◆ Stored data entries
>> Begin
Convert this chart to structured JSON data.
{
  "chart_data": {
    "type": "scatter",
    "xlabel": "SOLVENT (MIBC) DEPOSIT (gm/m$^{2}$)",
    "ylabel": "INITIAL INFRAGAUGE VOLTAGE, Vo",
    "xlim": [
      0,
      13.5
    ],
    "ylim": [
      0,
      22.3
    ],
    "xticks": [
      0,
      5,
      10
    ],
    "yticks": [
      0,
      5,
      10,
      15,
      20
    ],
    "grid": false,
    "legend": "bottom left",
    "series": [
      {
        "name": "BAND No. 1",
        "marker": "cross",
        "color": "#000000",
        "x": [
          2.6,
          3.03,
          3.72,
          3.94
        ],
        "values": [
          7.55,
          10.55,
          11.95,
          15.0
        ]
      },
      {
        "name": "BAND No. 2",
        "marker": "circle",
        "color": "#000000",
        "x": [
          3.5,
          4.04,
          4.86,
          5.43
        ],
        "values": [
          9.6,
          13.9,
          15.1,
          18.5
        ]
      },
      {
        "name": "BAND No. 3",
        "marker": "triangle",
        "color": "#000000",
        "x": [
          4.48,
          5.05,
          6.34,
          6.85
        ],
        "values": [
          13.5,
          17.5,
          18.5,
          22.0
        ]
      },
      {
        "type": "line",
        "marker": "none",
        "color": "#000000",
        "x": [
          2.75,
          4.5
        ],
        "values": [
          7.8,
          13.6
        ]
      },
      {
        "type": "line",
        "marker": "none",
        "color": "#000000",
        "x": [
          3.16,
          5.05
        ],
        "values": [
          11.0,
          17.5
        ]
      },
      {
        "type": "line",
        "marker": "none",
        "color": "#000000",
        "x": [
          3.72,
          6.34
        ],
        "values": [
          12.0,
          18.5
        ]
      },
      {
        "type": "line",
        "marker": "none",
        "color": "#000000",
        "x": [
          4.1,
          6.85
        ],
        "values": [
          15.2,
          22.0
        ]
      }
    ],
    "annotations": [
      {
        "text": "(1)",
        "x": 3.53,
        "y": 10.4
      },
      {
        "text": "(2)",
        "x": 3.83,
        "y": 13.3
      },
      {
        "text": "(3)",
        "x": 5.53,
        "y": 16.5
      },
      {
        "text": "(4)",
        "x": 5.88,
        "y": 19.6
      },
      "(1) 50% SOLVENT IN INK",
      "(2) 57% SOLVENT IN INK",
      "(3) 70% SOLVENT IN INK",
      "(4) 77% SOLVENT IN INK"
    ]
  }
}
>> End
>> Begin
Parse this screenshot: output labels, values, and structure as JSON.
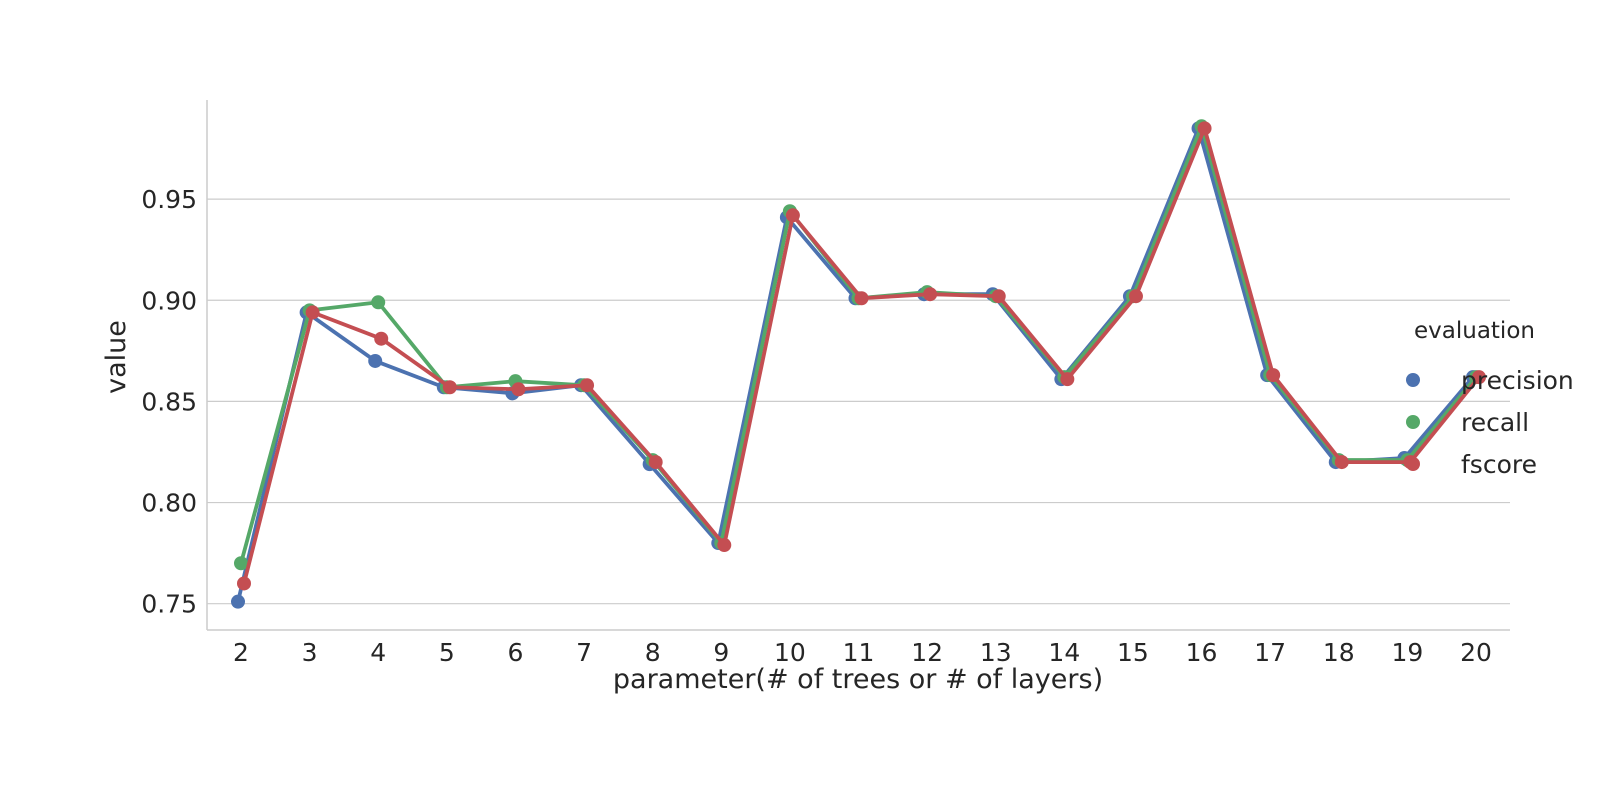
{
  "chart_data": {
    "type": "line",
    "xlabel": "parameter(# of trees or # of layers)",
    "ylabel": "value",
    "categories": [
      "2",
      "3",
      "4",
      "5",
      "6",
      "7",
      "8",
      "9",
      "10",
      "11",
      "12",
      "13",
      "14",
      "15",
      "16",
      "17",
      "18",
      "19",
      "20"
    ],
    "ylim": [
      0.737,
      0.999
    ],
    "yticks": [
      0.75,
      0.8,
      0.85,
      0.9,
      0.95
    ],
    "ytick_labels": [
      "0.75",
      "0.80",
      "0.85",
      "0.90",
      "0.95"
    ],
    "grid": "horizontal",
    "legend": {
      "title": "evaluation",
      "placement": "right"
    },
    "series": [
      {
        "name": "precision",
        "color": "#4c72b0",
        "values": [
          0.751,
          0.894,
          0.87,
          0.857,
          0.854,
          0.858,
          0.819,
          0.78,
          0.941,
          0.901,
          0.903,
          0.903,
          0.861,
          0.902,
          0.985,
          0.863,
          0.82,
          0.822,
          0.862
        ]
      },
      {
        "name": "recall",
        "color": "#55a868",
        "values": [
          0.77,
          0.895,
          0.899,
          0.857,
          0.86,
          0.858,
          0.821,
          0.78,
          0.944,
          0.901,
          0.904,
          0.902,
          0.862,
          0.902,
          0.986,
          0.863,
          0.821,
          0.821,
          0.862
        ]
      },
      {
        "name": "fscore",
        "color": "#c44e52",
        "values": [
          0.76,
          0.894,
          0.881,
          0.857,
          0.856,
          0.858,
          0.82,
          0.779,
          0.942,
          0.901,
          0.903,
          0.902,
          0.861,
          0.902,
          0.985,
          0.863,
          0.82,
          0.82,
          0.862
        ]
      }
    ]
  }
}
>> End
>> Begin
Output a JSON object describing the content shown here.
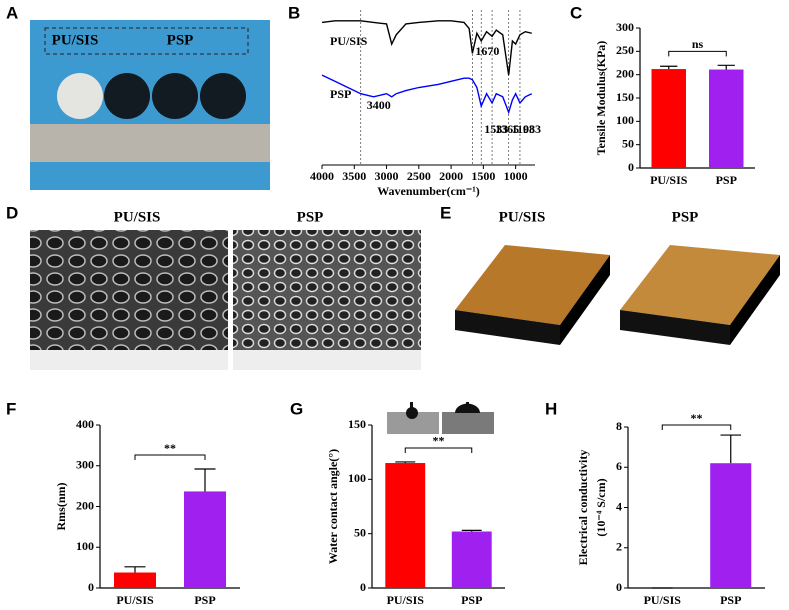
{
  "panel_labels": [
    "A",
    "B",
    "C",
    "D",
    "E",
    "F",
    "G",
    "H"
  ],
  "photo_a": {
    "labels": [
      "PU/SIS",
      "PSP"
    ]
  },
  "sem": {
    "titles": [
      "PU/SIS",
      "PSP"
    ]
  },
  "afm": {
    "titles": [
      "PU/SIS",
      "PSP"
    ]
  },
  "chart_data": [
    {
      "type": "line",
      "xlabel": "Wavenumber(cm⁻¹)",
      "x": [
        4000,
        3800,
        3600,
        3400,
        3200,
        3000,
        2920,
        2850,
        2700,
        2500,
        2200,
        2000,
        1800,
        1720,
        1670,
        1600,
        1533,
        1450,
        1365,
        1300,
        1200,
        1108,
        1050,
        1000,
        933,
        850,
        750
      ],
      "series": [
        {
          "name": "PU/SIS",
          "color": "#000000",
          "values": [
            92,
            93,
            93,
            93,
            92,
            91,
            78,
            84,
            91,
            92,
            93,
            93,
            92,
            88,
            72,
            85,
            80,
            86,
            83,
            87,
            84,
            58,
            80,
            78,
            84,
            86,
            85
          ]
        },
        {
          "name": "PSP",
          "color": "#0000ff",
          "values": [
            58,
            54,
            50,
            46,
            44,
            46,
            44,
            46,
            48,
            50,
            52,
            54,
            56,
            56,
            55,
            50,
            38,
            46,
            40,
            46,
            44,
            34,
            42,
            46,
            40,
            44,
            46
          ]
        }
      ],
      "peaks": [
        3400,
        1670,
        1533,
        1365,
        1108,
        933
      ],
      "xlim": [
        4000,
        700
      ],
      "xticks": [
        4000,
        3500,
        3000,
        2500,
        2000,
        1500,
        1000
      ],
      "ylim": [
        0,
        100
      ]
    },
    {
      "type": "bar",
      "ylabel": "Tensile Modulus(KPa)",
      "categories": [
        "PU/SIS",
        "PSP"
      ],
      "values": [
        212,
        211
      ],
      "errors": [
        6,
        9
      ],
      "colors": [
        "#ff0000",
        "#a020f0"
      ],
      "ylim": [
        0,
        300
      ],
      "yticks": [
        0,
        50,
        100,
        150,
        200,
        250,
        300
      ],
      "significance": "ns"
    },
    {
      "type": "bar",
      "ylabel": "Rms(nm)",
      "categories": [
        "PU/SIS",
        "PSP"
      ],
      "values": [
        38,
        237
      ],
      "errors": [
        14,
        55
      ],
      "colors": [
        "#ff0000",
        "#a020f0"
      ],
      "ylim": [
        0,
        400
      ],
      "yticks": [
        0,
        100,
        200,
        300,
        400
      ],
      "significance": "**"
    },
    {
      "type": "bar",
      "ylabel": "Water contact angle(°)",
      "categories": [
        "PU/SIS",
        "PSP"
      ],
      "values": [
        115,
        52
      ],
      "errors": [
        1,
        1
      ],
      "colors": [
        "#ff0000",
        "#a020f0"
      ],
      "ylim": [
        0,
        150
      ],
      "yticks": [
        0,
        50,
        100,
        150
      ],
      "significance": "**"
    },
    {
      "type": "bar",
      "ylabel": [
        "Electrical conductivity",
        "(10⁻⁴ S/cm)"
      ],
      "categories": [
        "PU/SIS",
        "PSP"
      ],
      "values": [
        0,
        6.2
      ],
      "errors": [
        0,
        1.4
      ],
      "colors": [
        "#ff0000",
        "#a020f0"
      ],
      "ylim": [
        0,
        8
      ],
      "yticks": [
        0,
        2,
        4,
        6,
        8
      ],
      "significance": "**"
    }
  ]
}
>> End
◆ What to work on
List all lines holding the string "BAND".

◆ Result of this exercise
        "name": "BAND No. 1",
        "name": "BAND No. 2",
        "name": "BAND No. 3",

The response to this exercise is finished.